INSTRUCTIONS FOR THE TASK
Locate each line with the string "text" in the listing below and copy it.

■ ■ ■ ■ ■ ■ ■

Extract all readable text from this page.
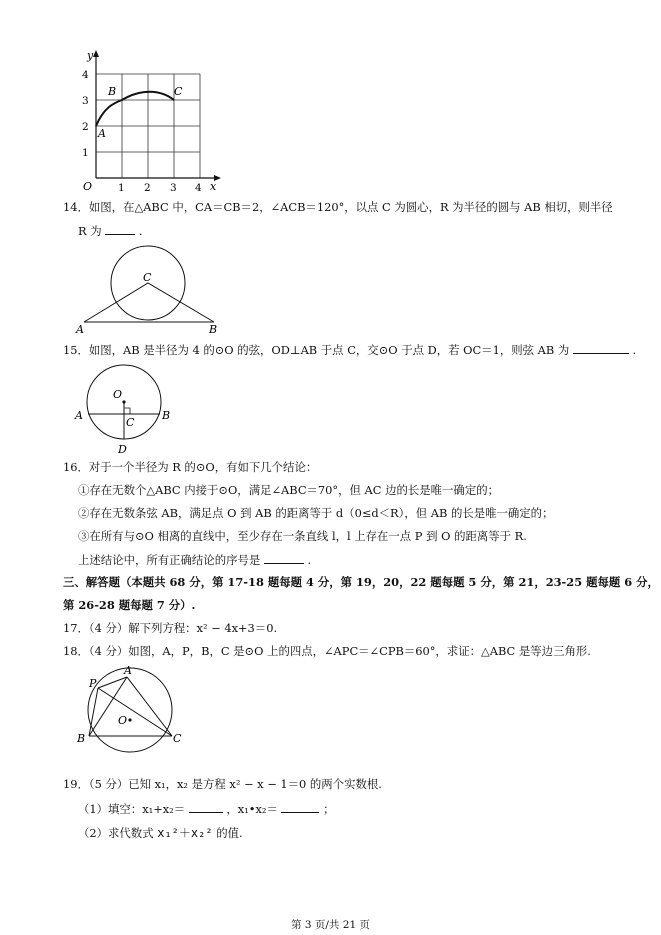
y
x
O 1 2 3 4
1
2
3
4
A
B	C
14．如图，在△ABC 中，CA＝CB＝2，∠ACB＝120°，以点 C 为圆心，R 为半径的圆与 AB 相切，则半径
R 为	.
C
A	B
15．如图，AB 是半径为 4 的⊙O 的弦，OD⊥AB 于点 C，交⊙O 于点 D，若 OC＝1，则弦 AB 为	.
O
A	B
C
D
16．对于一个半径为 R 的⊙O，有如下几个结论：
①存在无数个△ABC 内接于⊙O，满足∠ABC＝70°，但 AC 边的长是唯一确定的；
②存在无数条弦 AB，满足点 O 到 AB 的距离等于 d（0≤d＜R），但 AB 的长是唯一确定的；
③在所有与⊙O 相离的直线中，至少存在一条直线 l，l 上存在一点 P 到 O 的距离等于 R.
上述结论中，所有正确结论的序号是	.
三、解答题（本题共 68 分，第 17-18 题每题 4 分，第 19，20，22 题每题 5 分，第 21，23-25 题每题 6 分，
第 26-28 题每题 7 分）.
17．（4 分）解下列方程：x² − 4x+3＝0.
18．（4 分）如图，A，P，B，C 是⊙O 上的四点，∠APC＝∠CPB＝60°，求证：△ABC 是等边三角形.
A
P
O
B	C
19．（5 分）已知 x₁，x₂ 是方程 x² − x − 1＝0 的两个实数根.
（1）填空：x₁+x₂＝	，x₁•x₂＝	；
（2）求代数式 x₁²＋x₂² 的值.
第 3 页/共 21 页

■ ■ ■ ■ ■ ■ ■

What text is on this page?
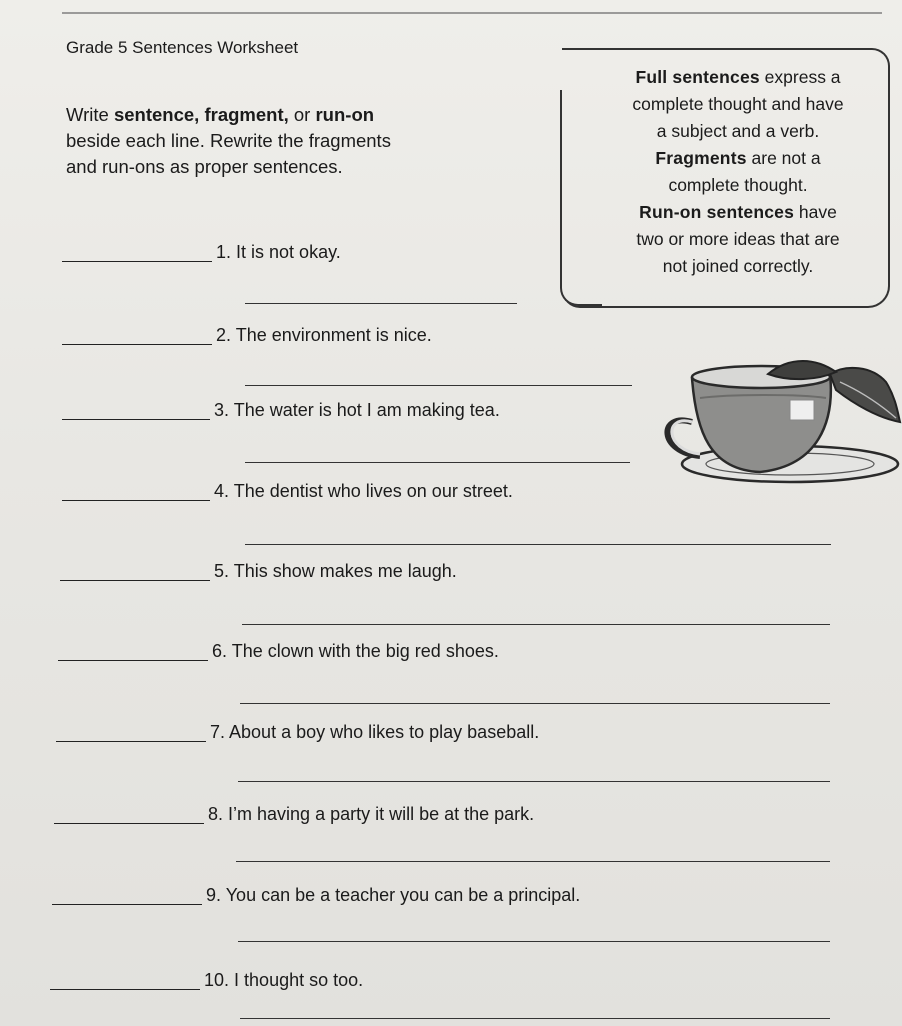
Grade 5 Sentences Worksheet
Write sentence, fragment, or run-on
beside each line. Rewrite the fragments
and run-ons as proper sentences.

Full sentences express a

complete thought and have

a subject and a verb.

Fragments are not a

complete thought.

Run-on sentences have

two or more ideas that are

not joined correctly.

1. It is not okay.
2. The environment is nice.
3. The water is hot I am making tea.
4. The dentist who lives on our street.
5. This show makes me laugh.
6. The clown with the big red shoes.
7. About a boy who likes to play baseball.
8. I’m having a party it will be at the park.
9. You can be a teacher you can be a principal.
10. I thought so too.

■ ■ ■ ■ ■ ■ ■

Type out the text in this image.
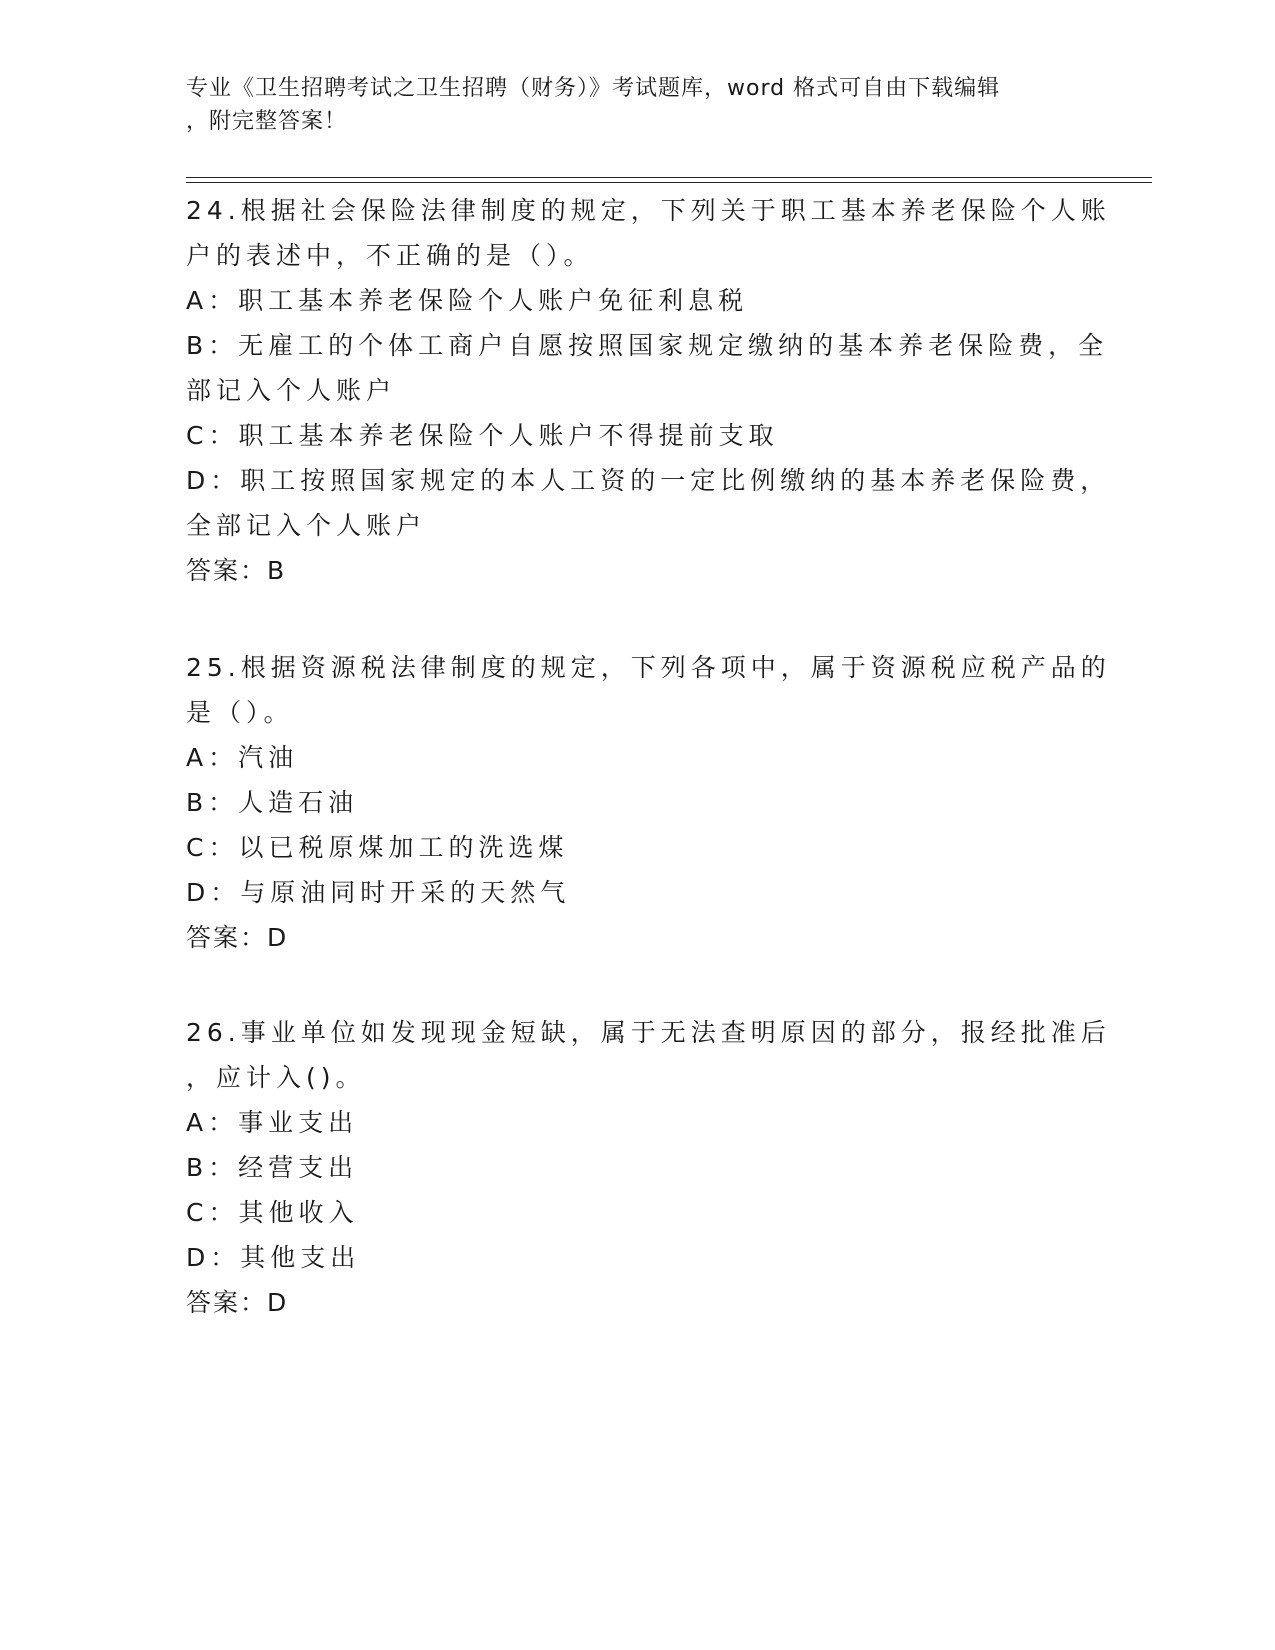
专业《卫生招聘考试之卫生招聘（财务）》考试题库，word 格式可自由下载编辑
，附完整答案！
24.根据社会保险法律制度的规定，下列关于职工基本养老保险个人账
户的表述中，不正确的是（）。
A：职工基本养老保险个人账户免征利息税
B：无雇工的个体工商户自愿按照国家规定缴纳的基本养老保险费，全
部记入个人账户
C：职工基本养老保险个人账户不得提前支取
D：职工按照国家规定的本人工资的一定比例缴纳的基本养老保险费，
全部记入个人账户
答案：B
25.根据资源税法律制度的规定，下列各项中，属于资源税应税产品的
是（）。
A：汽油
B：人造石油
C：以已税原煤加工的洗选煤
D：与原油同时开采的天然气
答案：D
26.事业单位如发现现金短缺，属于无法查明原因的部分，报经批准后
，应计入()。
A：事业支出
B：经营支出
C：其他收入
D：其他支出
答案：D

■ ■ ■ ■ ■ ■ ■

CORRECT RESULT
Extract all readable text from this page.
What text is on this page?
Type out the text in this image.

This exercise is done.